Lift out each line of the data that holds "Pooled".

>> start

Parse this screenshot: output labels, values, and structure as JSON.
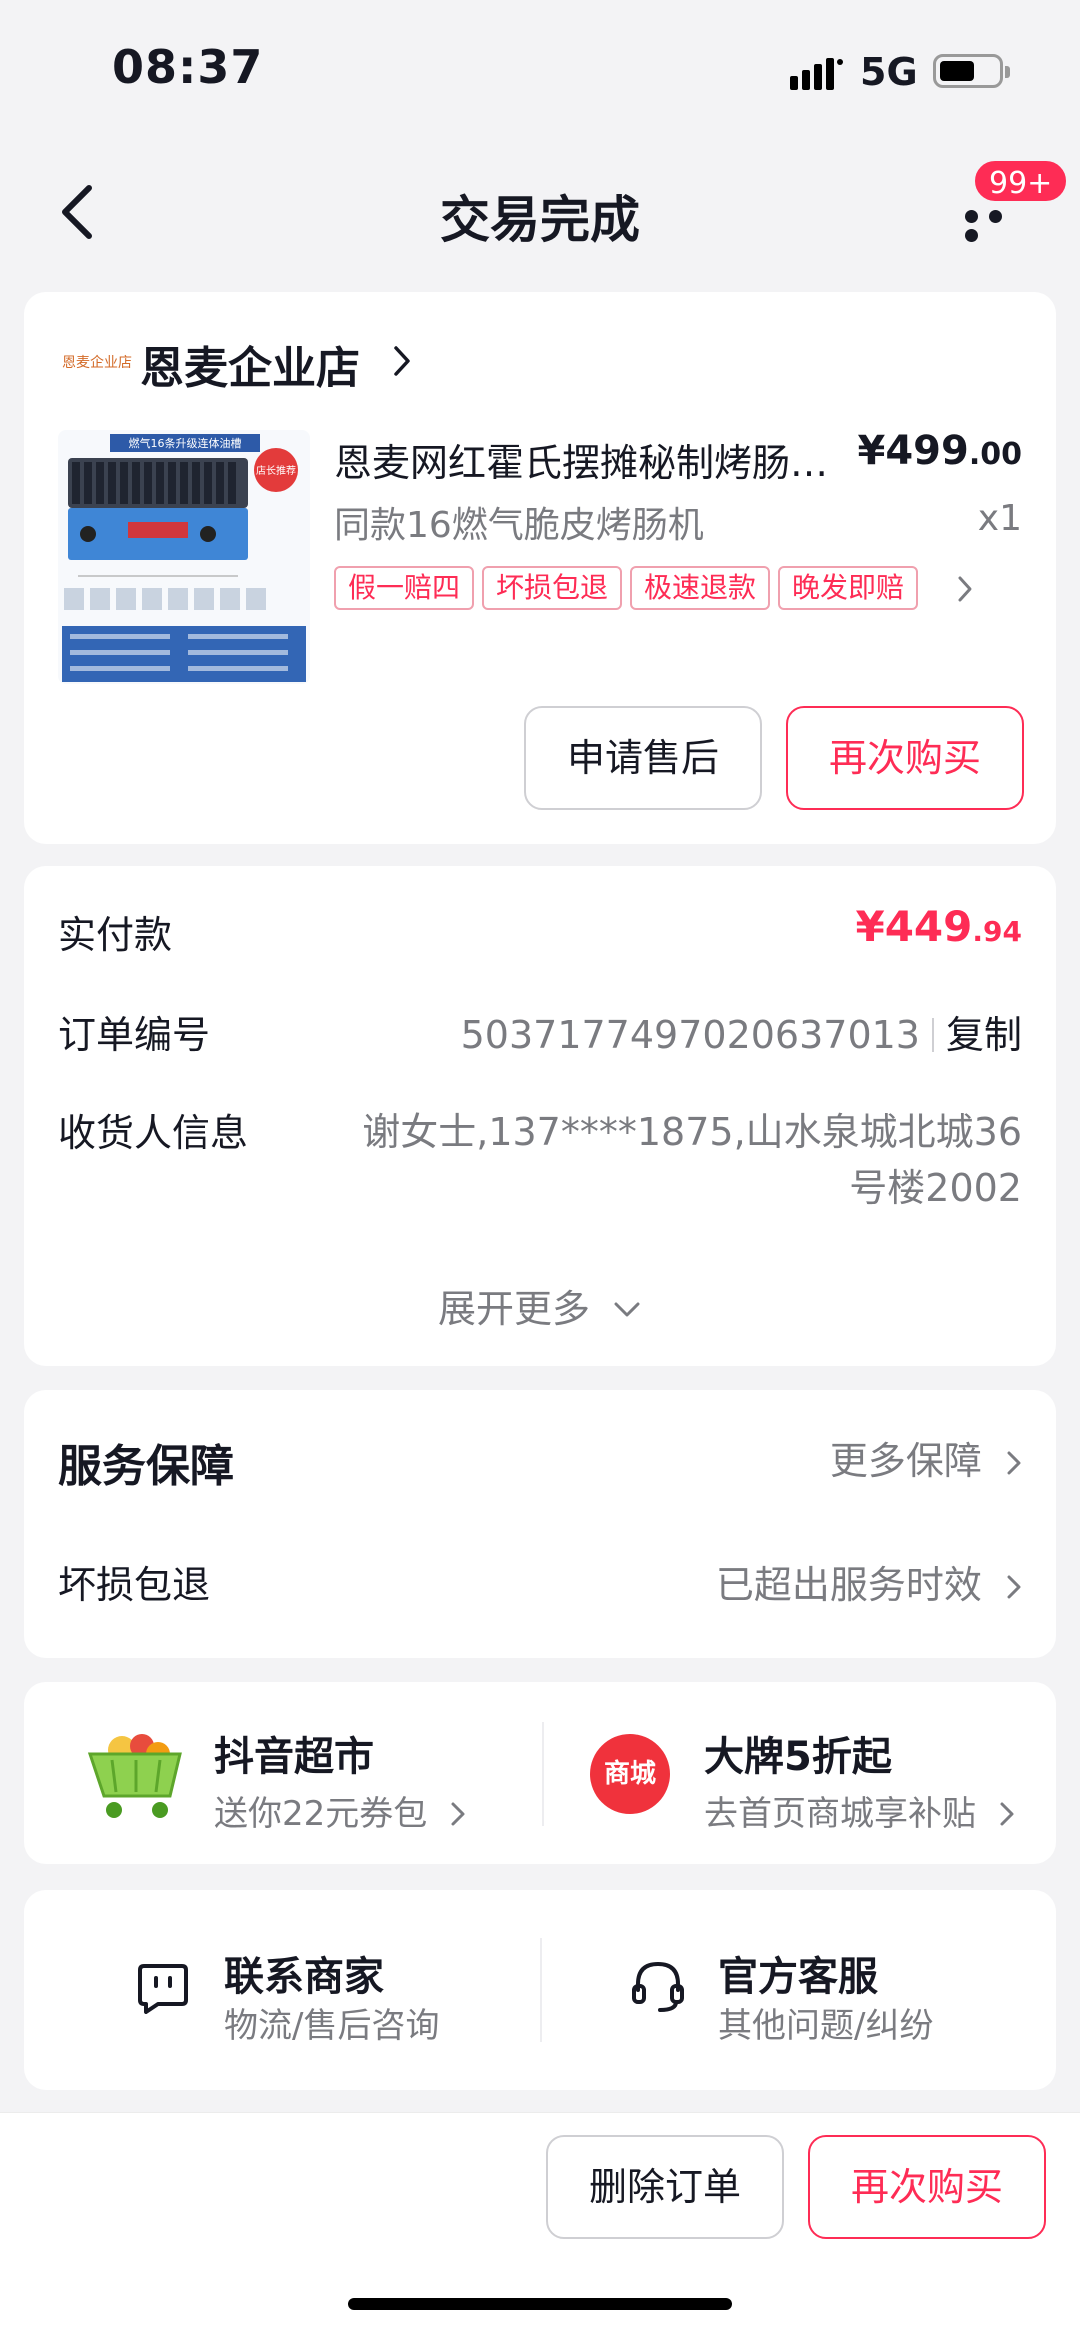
{
  "status": {
    "time": "08:37",
    "network": "5G"
  },
  "nav": {
    "title": "交易完成",
    "badge": "99+"
  },
  "shop": {
    "logo_text": "恩麦企业店",
    "name": "恩麦企业店"
  },
  "product": {
    "title": "恩麦网红霍氏摆摊秘制烤肠机摆摊商用",
    "price_main": "¥499",
    "price_decimal": ".00",
    "spec": "同款16燃气脆皮烤肠机",
    "qty": "x1",
    "tags": [
      "假一赔四",
      "坏损包退",
      "极速退款",
      "晚发即赔"
    ],
    "image_texts": {
      "banner": "燃气16条升级连体油槽",
      "seal": "店长推荐"
    }
  },
  "actions": {
    "after_sale": "申请售后",
    "rebuy": "再次购买"
  },
  "order": {
    "paid_label": "实付款",
    "paid_main": "¥449",
    "paid_decimal": ".94",
    "number_label": "订单编号",
    "number": "5037177497020637013",
    "copy": "复制",
    "receiver_label": "收货人信息",
    "receiver_line1": "谢女士,137****1875,山水泉城北城36",
    "receiver_line2": "号楼2002",
    "expand": "展开更多"
  },
  "service": {
    "title": "服务保障",
    "more": "更多保障",
    "item_label": "坏损包退",
    "item_value": "已超出服务时效"
  },
  "promos": [
    {
      "title": "抖音超市",
      "sub": "送你22元券包"
    },
    {
      "title": "大牌5折起",
      "sub": "去首页商城享补贴",
      "icon_text": "商城"
    }
  ],
  "contact": [
    {
      "title": "联系商家",
      "sub": "物流/售后咨询"
    },
    {
      "title": "官方客服",
      "sub": "其他问题/纠纷"
    }
  ],
  "bottom": {
    "delete": "删除订单",
    "rebuy": "再次购买"
  },
  "colors": {
    "accent": "#fe2c55",
    "background": "#f3f3f5",
    "text_secondary": "#7a7b80"
  }
}
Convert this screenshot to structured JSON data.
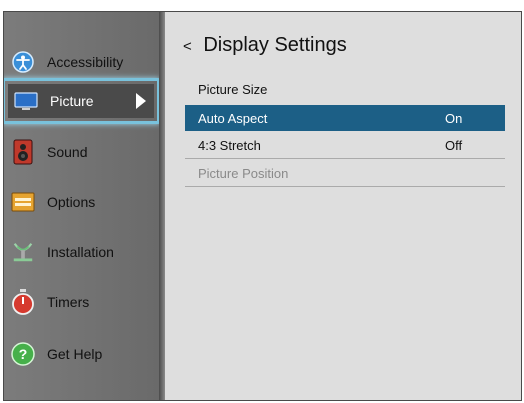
{
  "sidebar": {
    "items": [
      {
        "label": "Accessibility",
        "icon": "accessibility-icon"
      },
      {
        "label": "Picture",
        "icon": "tv-icon"
      },
      {
        "label": "Sound",
        "icon": "speaker-icon"
      },
      {
        "label": "Options",
        "icon": "options-icon"
      },
      {
        "label": "Installation",
        "icon": "antenna-icon"
      },
      {
        "label": "Timers",
        "icon": "timer-icon"
      },
      {
        "label": "Get Help",
        "icon": "help-icon"
      }
    ],
    "active_index": 1
  },
  "main": {
    "back_glyph": "<",
    "title": "Display Settings",
    "rows": [
      {
        "label": "Picture Size",
        "value": ""
      },
      {
        "label": "Auto Aspect",
        "value": "On"
      },
      {
        "label": "4:3 Stretch",
        "value": "Off"
      },
      {
        "label": "Picture Position",
        "value": ""
      }
    ]
  },
  "colors": {
    "accent_focus": "#79c2dc",
    "selected_row": "#1c5f86",
    "sidebar_bg": "#6e6e6e",
    "content_bg": "#dedede"
  }
}
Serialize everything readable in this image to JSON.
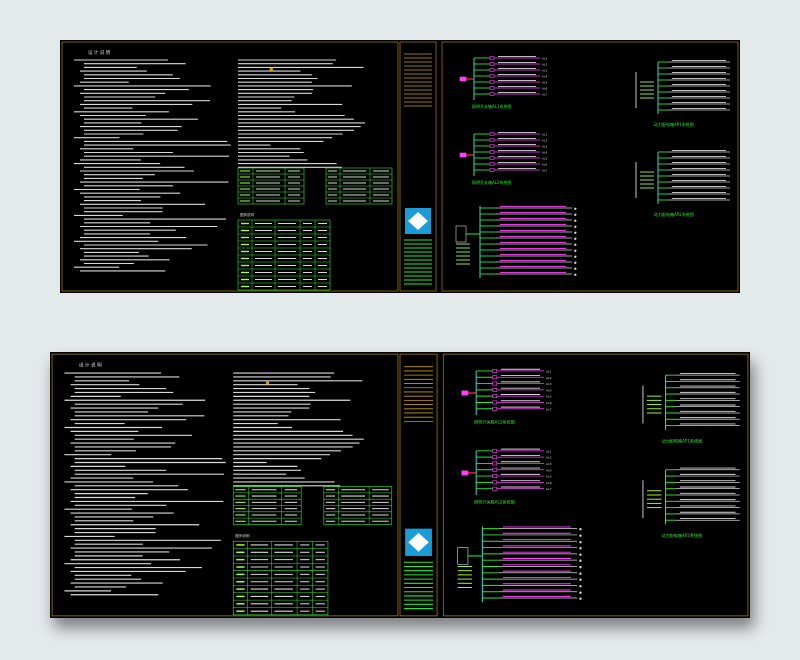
{
  "drawing": {
    "notes_title": "设 计 说 明",
    "table_header": "图例说明",
    "diagram_labels": [
      "照明开关箱AL1系统图",
      "照明开关箱AL2系统图",
      "动力配电箱AP1系统图",
      "动力配电箱AP2系统图"
    ],
    "colors": {
      "background": "#000000",
      "page": "#e4e9ec",
      "frame": "#c8a000",
      "text": "#d8d8d8",
      "green": "#2ee82e",
      "lime": "#a8ff3c",
      "magenta": "#ff40ff",
      "red": "#ff3030",
      "blue": "#3a5cff",
      "cyan": "#2ad8d8"
    }
  }
}
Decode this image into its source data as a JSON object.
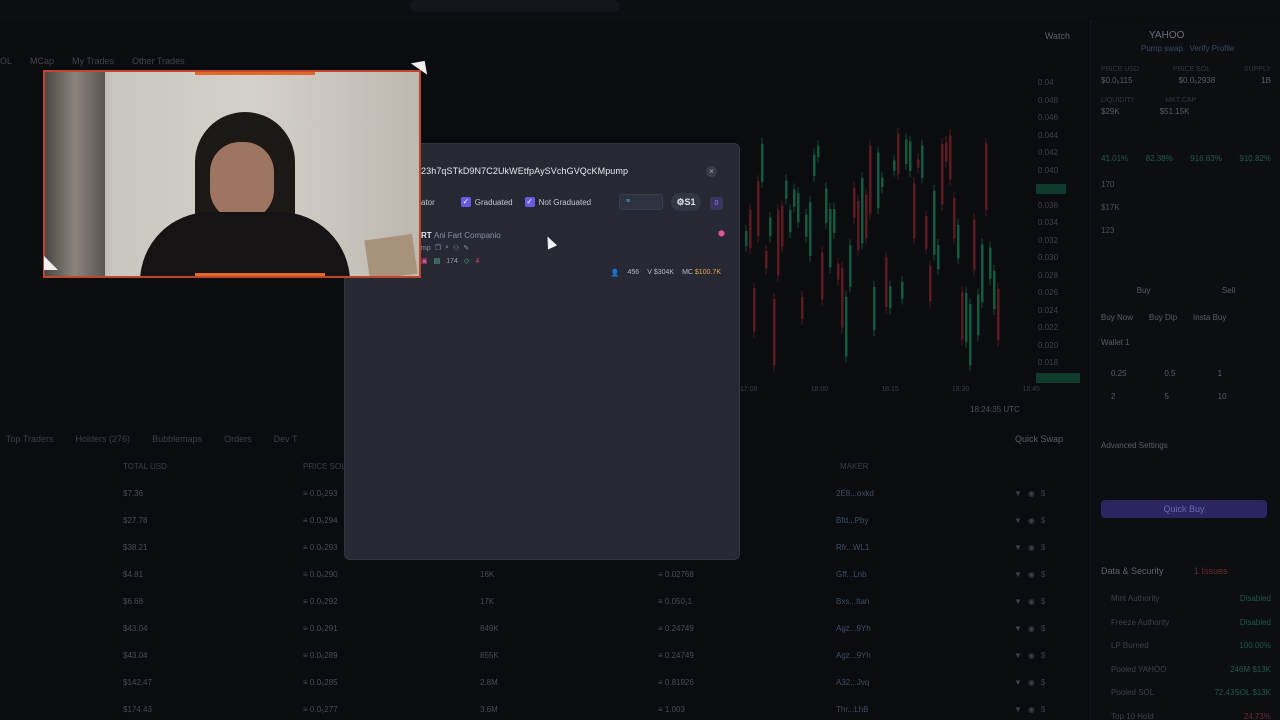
{
  "background": {
    "watch_label": "Watch",
    "filterbar": [
      "OL",
      "MCap",
      "My Trades",
      "Other Trades"
    ],
    "price_ticks": [
      "0.04",
      "0.048",
      "0.046",
      "0.044",
      "0.042",
      "0.040",
      "0.038",
      "0.036",
      "0.034",
      "0.032",
      "0.030",
      "0.028",
      "0.026",
      "0.024",
      "0.022",
      "0.020",
      "0.018"
    ],
    "time_ticks": [
      "17:00",
      "18:00",
      "18:15",
      "18:30",
      "18:45"
    ],
    "utc_label": "18:24:35 UTC",
    "bottom_tabs": [
      "Top Traders",
      "Holders (276)",
      "Bubblemaps",
      "Orders",
      "Dev T"
    ],
    "quick_swap": "Quick Swap",
    "table_headers": [
      "TOTAL USD",
      "PRICE SOL",
      "MAKER"
    ],
    "table_rows": [
      {
        "usd": "$7.36",
        "price": "0.0₆293",
        "amount": "",
        "sol": "",
        "maker": "2E8...oxkd"
      },
      {
        "usd": "$27.78",
        "price": "0.0₆294",
        "amount": "",
        "sol": "",
        "maker": "Bfd...Pby"
      },
      {
        "usd": "$38.21",
        "price": "0.0₆293",
        "amount": "",
        "sol": "",
        "maker": "Rfr...WL1"
      },
      {
        "usd": "$4.81",
        "price": "0.0₆290",
        "amount": "16K",
        "sol": "0.02768",
        "maker": "Gff...Lnb"
      },
      {
        "usd": "$6.68",
        "price": "0.0₆292",
        "amount": "17K",
        "sol": "0.050₁1",
        "maker": "Bxs...Itan"
      },
      {
        "usd": "$43.04",
        "price": "0.0₆291",
        "amount": "849K",
        "sol": "0.24749",
        "maker": "Agz...9Yh"
      },
      {
        "usd": "$43.04",
        "price": "0.0₆289",
        "amount": "855K",
        "sol": "0.24749",
        "maker": "Agz...9Yh"
      },
      {
        "usd": "$142.47",
        "price": "0.0₆285",
        "amount": "2.8M",
        "sol": "0.81926",
        "maker": "A32...Jvq"
      },
      {
        "usd": "$174.43",
        "price": "0.0₆277",
        "amount": "3.6M",
        "sol": "1.003",
        "maker": "Thr...LhB"
      }
    ]
  },
  "right_panel": {
    "title": "YAHOO",
    "sub_links": [
      "Pump swap",
      "Verify Profile"
    ],
    "stat_labels": [
      "PRICE USD",
      "PRICE SOL",
      "SUPPLY",
      "LIQUIDITY",
      "MKT CAP"
    ],
    "stat_values": [
      "$0.0₆115",
      "$0.0₆2938",
      "1B",
      "$29K",
      "$51.15K"
    ],
    "pct_row": [
      "41.01%",
      "82.38%",
      "916.83%",
      "910.82%"
    ],
    "txns": "170",
    "volume": "$17K",
    "makers": "123",
    "buy_tab": "Buy",
    "sell_tab": "Sell",
    "buy_now": "Buy Now",
    "buy_dip": "Buy Dip",
    "insta_buy": "Insta Buy",
    "wallet": "Wallet 1",
    "amounts": [
      "0.25",
      "0.5",
      "1",
      "2",
      "5",
      "10"
    ],
    "advanced": "Advanced Settings",
    "quick_buy": "Quick Buy",
    "data_security": "Data & Security",
    "issues": "1 Issues",
    "security_rows": [
      {
        "label": "Mint Authority",
        "value": "Disabled"
      },
      {
        "label": "Freeze Authority",
        "value": "Disabled"
      },
      {
        "label": "LP Burned",
        "value": "100.00%"
      },
      {
        "label": "Pooled YAHOO",
        "value": "246M $13K"
      },
      {
        "label": "Pooled SOL",
        "value": "72.43SOL $13K"
      },
      {
        "label": "Top 10 Hold",
        "value": "24.73%"
      }
    ]
  },
  "modal": {
    "address": "23h7qSTkD9N7C2UkWEtfpAySVchGVQcKMpump",
    "close": "×",
    "filter_1": "ator",
    "filter_2": "Graduated",
    "filter_3": "Not Graduated",
    "sol_badge": "S1",
    "pair_badge": "0",
    "result": {
      "ticker": "RT",
      "name": "Ani Fart Companio",
      "line2": "mp",
      "comments": "174",
      "alerts": "4",
      "holders": "456",
      "volume": "V $304K",
      "mc_label": "MC",
      "mc_value": "$100.7K"
    }
  }
}
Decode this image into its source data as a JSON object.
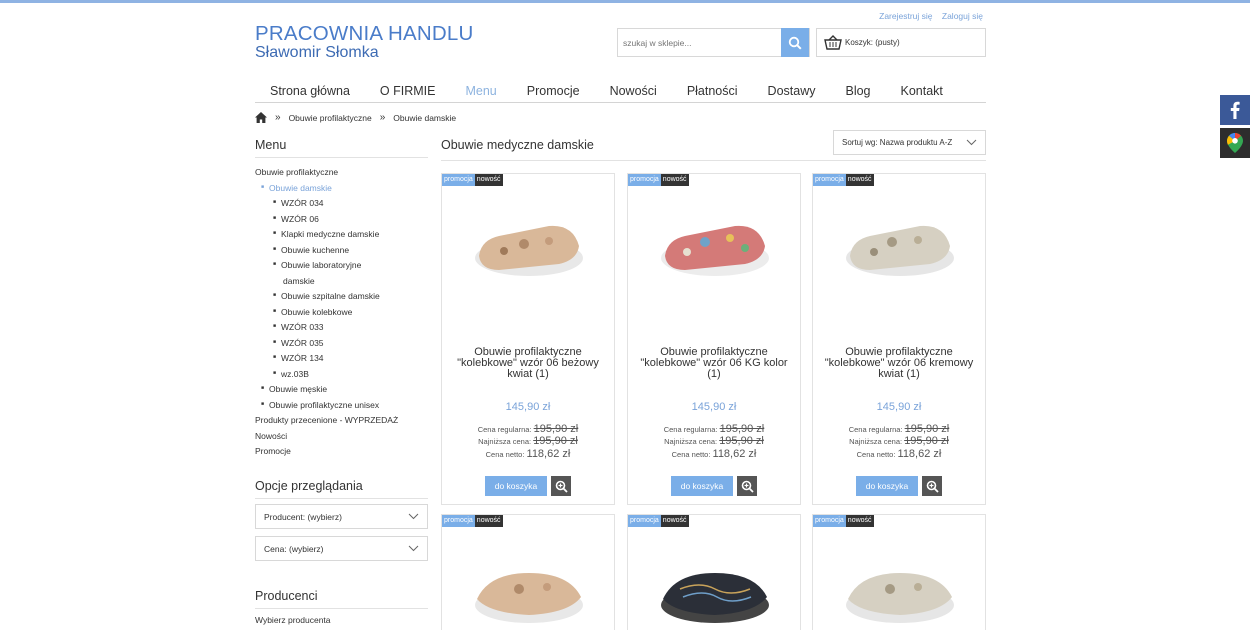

>> end

> **Solved problem**
        "label": "Pooled YAHOO",
        "label": "Pooled SOL",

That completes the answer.